§ **Task brief**
Please retype the records below exactly, leaving out any pictures.

§ **The data**
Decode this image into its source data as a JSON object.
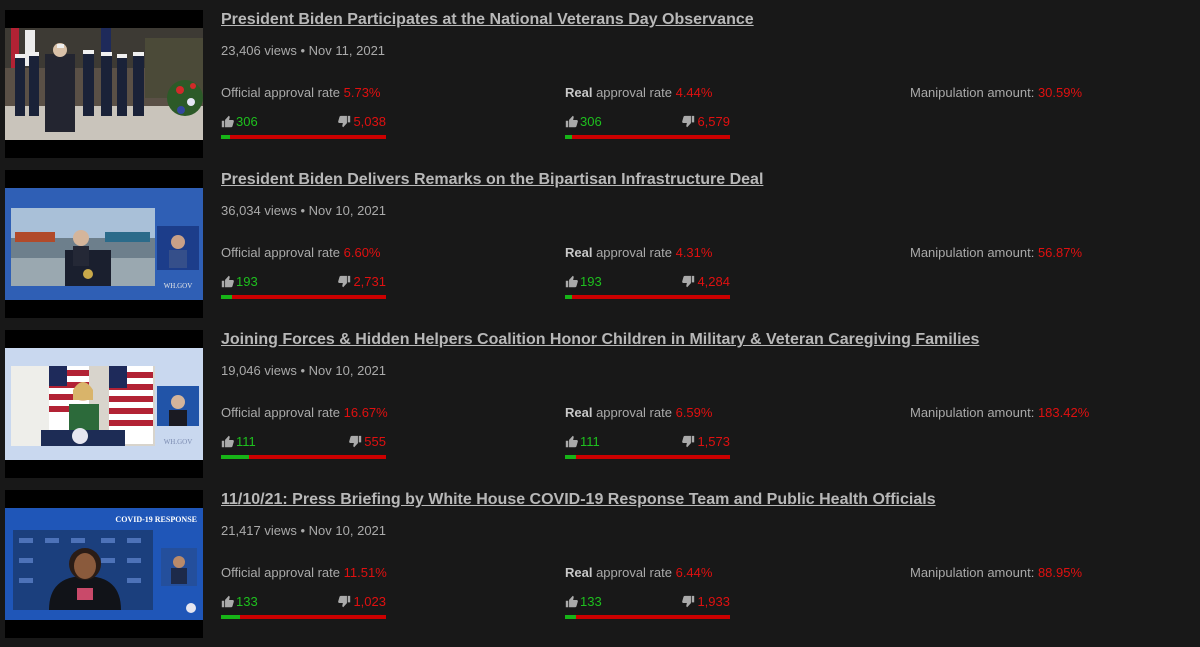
{
  "videos": [
    {
      "title": "President Biden Participates at the National Veterans Day Observance",
      "views": "23,406 views",
      "date": "Nov 11, 2021",
      "official_label": "Official approval rate",
      "official_rate": "5.73%",
      "real_label_bold": "Real",
      "real_label_rest": " approval rate",
      "real_rate": "4.44%",
      "manip_label": "Manipulation amount:",
      "manip_value": "30.59%",
      "official_likes": "306",
      "official_dislikes": "5,038",
      "real_likes": "306",
      "real_dislikes": "6,579",
      "official_fraction": 0.0573,
      "real_fraction": 0.0444
    },
    {
      "title": "President Biden Delivers Remarks on the Bipartisan Infrastructure Deal",
      "views": "36,034 views",
      "date": "Nov 10, 2021",
      "official_label": "Official approval rate",
      "official_rate": "6.60%",
      "real_label_bold": "Real",
      "real_label_rest": " approval rate",
      "real_rate": "4.31%",
      "manip_label": "Manipulation amount:",
      "manip_value": "56.87%",
      "official_likes": "193",
      "official_dislikes": "2,731",
      "real_likes": "193",
      "real_dislikes": "4,284",
      "official_fraction": 0.066,
      "real_fraction": 0.0431,
      "thumb_caption": "WH.GOV"
    },
    {
      "title": "Joining Forces & Hidden Helpers Coalition Honor Children in Military & Veteran Caregiving Families",
      "views": "19,046 views",
      "date": "Nov 10, 2021",
      "official_label": "Official approval rate",
      "official_rate": "16.67%",
      "real_label_bold": "Real",
      "real_label_rest": " approval rate",
      "real_rate": "6.59%",
      "manip_label": "Manipulation amount:",
      "manip_value": "183.42%",
      "official_likes": "111",
      "official_dislikes": "555",
      "real_likes": "111",
      "real_dislikes": "1,573",
      "official_fraction": 0.1667,
      "real_fraction": 0.0659,
      "thumb_caption": "WH.GOV"
    },
    {
      "title": "11/10/21: Press Briefing by White House COVID-19 Response Team and Public Health Officials",
      "views": "21,417 views",
      "date": "Nov 10, 2021",
      "official_label": "Official approval rate",
      "official_rate": "11.51%",
      "real_label_bold": "Real",
      "real_label_rest": " approval rate",
      "real_rate": "6.44%",
      "manip_label": "Manipulation amount:",
      "manip_value": "88.95%",
      "official_likes": "133",
      "official_dislikes": "1,023",
      "real_likes": "133",
      "real_dislikes": "1,933",
      "official_fraction": 0.1151,
      "real_fraction": 0.0644,
      "thumb_caption": "COVID-19 RESPONSE"
    }
  ],
  "colors": {
    "background": "#181818",
    "negative": "#e01010",
    "positive": "#1ec01e",
    "bar_bg": "#cc0000",
    "bar_fill": "#17b417"
  }
}
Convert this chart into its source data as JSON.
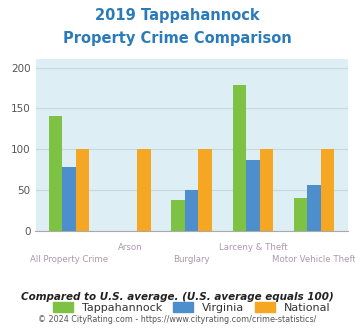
{
  "title_line1": "2019 Tappahannock",
  "title_line2": "Property Crime Comparison",
  "title_color": "#2b7bba",
  "categories": [
    "All Property Crime",
    "Arson",
    "Burglary",
    "Larceny & Theft",
    "Motor Vehicle Theft"
  ],
  "series": {
    "Tappahannock": [
      141,
      0,
      38,
      179,
      40
    ],
    "Virginia": [
      78,
      0,
      50,
      87,
      56
    ],
    "National": [
      100,
      100,
      100,
      100,
      100
    ]
  },
  "colors": {
    "Tappahannock": "#7dc243",
    "Virginia": "#4d8fcc",
    "National": "#f5a623"
  },
  "ylim": [
    0,
    210
  ],
  "yticks": [
    0,
    50,
    100,
    150,
    200
  ],
  "grid_color": "#c8d8e0",
  "plot_bg": "#ddeef4",
  "xlabel_color": "#aa99aa",
  "footnote1": "Compared to U.S. average. (U.S. average equals 100)",
  "footnote1_color": "#222222",
  "footnote2_left": "© 2024 CityRating.com - ",
  "footnote2_link": "https://www.cityrating.com/crime-statistics/",
  "footnote2_color": "#555555",
  "footnote2_link_color": "#4488cc",
  "bar_width": 0.22
}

§ **Final result**
Decode this image into its source data as a JSON object.
{
  "videos": [
    {
      "title": "President Biden Participates at the National Veterans Day Observance",
      "views": "23,406 views",
      "date": "Nov 11, 2021",
      "official_label": "Official approval rate",
      "official_rate": "5.73%",
      "real_label_bold": "Real",
      "real_label_rest": " approval rate",
      "real_rate": "4.44%",
      "manip_label": "Manipulation amount:",
      "manip_value": "30.59%",
      "official_likes": "306",
      "official_dislikes": "5,038",
      "real_likes": "306",
      "real_dislikes": "6,579",
      "official_fraction": 0.0573,
      "real_fraction": 0.0444
    },
    {
      "title": "President Biden Delivers Remarks on the Bipartisan Infrastructure Deal",
      "views": "36,034 views",
      "date": "Nov 10, 2021",
      "official_label": "Official approval rate",
      "official_rate": "6.60%",
      "real_label_bold": "Real",
      "real_label_rest": " approval rate",
      "real_rate": "4.31%",
      "manip_label": "Manipulation amount:",
      "manip_value": "56.87%",
      "official_likes": "193",
      "official_dislikes": "2,731",
      "real_likes": "193",
      "real_dislikes": "4,284",
      "official_fraction": 0.066,
      "real_fraction": 0.0431,
      "thumb_caption": "WH.GOV"
    },
    {
      "title": "Joining Forces & Hidden Helpers Coalition Honor Children in Military & Veteran Caregiving Families",
      "views": "19,046 views",
      "date": "Nov 10, 2021",
      "official_label": "Official approval rate",
      "official_rate": "16.67%",
      "real_label_bold": "Real",
      "real_label_rest": " approval rate",
      "real_rate": "6.59%",
      "manip_label": "Manipulation amount:",
      "manip_value": "183.42%",
      "official_likes": "111",
      "official_dislikes": "555",
      "real_likes": "111",
      "real_dislikes": "1,573",
      "official_fraction": 0.1667,
      "real_fraction": 0.0659,
      "thumb_caption": "WH.GOV"
    },
    {
      "title": "11/10/21: Press Briefing by White House COVID-19 Response Team and Public Health Officials",
      "views": "21,417 views",
      "date": "Nov 10, 2021",
      "official_label": "Official approval rate",
      "official_rate": "11.51%",
      "real_label_bold": "Real",
      "real_label_rest": " approval rate",
      "real_rate": "6.44%",
      "manip_label": "Manipulation amount:",
      "manip_value": "88.95%",
      "official_likes": "133",
      "official_dislikes": "1,023",
      "real_likes": "133",
      "real_dislikes": "1,933",
      "official_fraction": 0.1151,
      "real_fraction": 0.0644,
      "thumb_caption": "COVID-19 RESPONSE"
    }
  ],
  "colors": {
    "background": "#181818",
    "negative": "#e01010",
    "positive": "#1ec01e",
    "bar_bg": "#cc0000",
    "bar_fill": "#17b417"
  }
}
Convert this chart into its source data as JSON.
{
  "title_line1": "2019 Tappahannock",
  "title_line2": "Property Crime Comparison",
  "title_color": "#2b7bba",
  "categories": [
    "All Property Crime",
    "Arson",
    "Burglary",
    "Larceny & Theft",
    "Motor Vehicle Theft"
  ],
  "series": {
    "Tappahannock": [
      141,
      0,
      38,
      179,
      40
    ],
    "Virginia": [
      78,
      0,
      50,
      87,
      56
    ],
    "National": [
      100,
      100,
      100,
      100,
      100
    ]
  },
  "colors": {
    "Tappahannock": "#7dc243",
    "Virginia": "#4d8fcc",
    "National": "#f5a623"
  },
  "ylim": [
    0,
    210
  ],
  "yticks": [
    0,
    50,
    100,
    150,
    200
  ],
  "grid_color": "#c8d8e0",
  "plot_bg": "#ddeef4",
  "xlabel_color": "#aa99aa",
  "footnote1": "Compared to U.S. average. (U.S. average equals 100)",
  "footnote1_color": "#222222",
  "footnote2_left": "© 2024 CityRating.com - ",
  "footnote2_link": "https://www.cityrating.com/crime-statistics/",
  "footnote2_color": "#555555",
  "footnote2_link_color": "#4488cc",
  "bar_width": 0.22
}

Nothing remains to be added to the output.